TASK BRIEF:
Any pictures in the records below should be skipped; write out everything else exactly.

═══ GIVEN INFORMATION ═══

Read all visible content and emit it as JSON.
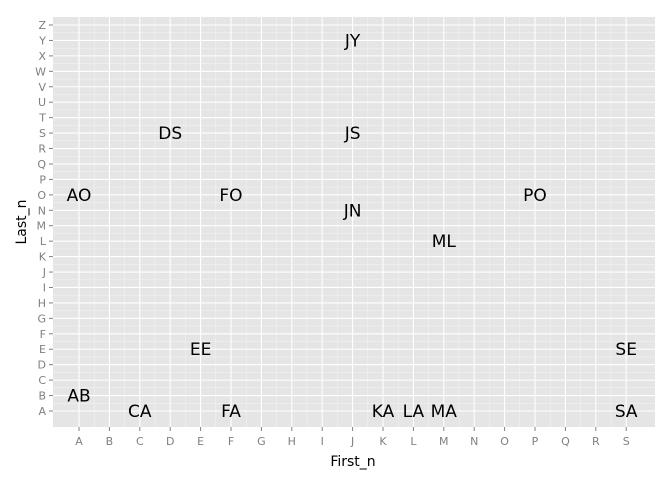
{
  "chart_data": {
    "type": "scatter",
    "title": "",
    "xlabel": "First_n",
    "ylabel": "Last_n",
    "x_categories": [
      "A",
      "B",
      "C",
      "D",
      "E",
      "F",
      "G",
      "H",
      "I",
      "J",
      "K",
      "L",
      "M",
      "N",
      "O",
      "P",
      "Q",
      "R",
      "S"
    ],
    "y_categories": [
      "A",
      "B",
      "C",
      "D",
      "E",
      "F",
      "G",
      "H",
      "I",
      "J",
      "K",
      "L",
      "M",
      "N",
      "O",
      "P",
      "Q",
      "R",
      "S",
      "T",
      "U",
      "V",
      "W",
      "X",
      "Y",
      "Z"
    ],
    "grid": true,
    "legend": "none",
    "colors": {
      "panel": "#e5e5e5",
      "gridline": "#ffffff",
      "tick_text": "#7f7f7f",
      "label_text": "#000000"
    },
    "points": [
      {
        "label": "AB",
        "x": "A",
        "y": "B"
      },
      {
        "label": "AO",
        "x": "A",
        "y": "O"
      },
      {
        "label": "CA",
        "x": "C",
        "y": "A"
      },
      {
        "label": "DS",
        "x": "D",
        "y": "S"
      },
      {
        "label": "EE",
        "x": "E",
        "y": "E"
      },
      {
        "label": "FA",
        "x": "F",
        "y": "A"
      },
      {
        "label": "FO",
        "x": "F",
        "y": "O"
      },
      {
        "label": "JY",
        "x": "J",
        "y": "Y"
      },
      {
        "label": "JS",
        "x": "J",
        "y": "S"
      },
      {
        "label": "JN",
        "x": "J",
        "y": "N"
      },
      {
        "label": "KA",
        "x": "K",
        "y": "A"
      },
      {
        "label": "LA",
        "x": "L",
        "y": "A"
      },
      {
        "label": "MA",
        "x": "M",
        "y": "A"
      },
      {
        "label": "ML",
        "x": "M",
        "y": "L"
      },
      {
        "label": "PO",
        "x": "P",
        "y": "O"
      },
      {
        "label": "SE",
        "x": "S",
        "y": "E"
      },
      {
        "label": "SA",
        "x": "S",
        "y": "A"
      }
    ]
  }
}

═══

TASK OUTPUT:
Read all visible content and emit it as JSON.
{
  "chart_data": {
    "type": "scatter",
    "title": "",
    "xlabel": "First_n",
    "ylabel": "Last_n",
    "x_categories": [
      "A",
      "B",
      "C",
      "D",
      "E",
      "F",
      "G",
      "H",
      "I",
      "J",
      "K",
      "L",
      "M",
      "N",
      "O",
      "P",
      "Q",
      "R",
      "S"
    ],
    "y_categories": [
      "A",
      "B",
      "C",
      "D",
      "E",
      "F",
      "G",
      "H",
      "I",
      "J",
      "K",
      "L",
      "M",
      "N",
      "O",
      "P",
      "Q",
      "R",
      "S",
      "T",
      "U",
      "V",
      "W",
      "X",
      "Y",
      "Z"
    ],
    "grid": true,
    "legend": "none",
    "colors": {
      "panel": "#e5e5e5",
      "gridline": "#ffffff",
      "tick_text": "#7f7f7f",
      "label_text": "#000000"
    },
    "points": [
      {
        "label": "AB",
        "x": "A",
        "y": "B"
      },
      {
        "label": "AO",
        "x": "A",
        "y": "O"
      },
      {
        "label": "CA",
        "x": "C",
        "y": "A"
      },
      {
        "label": "DS",
        "x": "D",
        "y": "S"
      },
      {
        "label": "EE",
        "x": "E",
        "y": "E"
      },
      {
        "label": "FA",
        "x": "F",
        "y": "A"
      },
      {
        "label": "FO",
        "x": "F",
        "y": "O"
      },
      {
        "label": "JY",
        "x": "J",
        "y": "Y"
      },
      {
        "label": "JS",
        "x": "J",
        "y": "S"
      },
      {
        "label": "JN",
        "x": "J",
        "y": "N"
      },
      {
        "label": "KA",
        "x": "K",
        "y": "A"
      },
      {
        "label": "LA",
        "x": "L",
        "y": "A"
      },
      {
        "label": "MA",
        "x": "M",
        "y": "A"
      },
      {
        "label": "ML",
        "x": "M",
        "y": "L"
      },
      {
        "label": "PO",
        "x": "P",
        "y": "O"
      },
      {
        "label": "SE",
        "x": "S",
        "y": "E"
      },
      {
        "label": "SA",
        "x": "S",
        "y": "A"
      }
    ]
  }
}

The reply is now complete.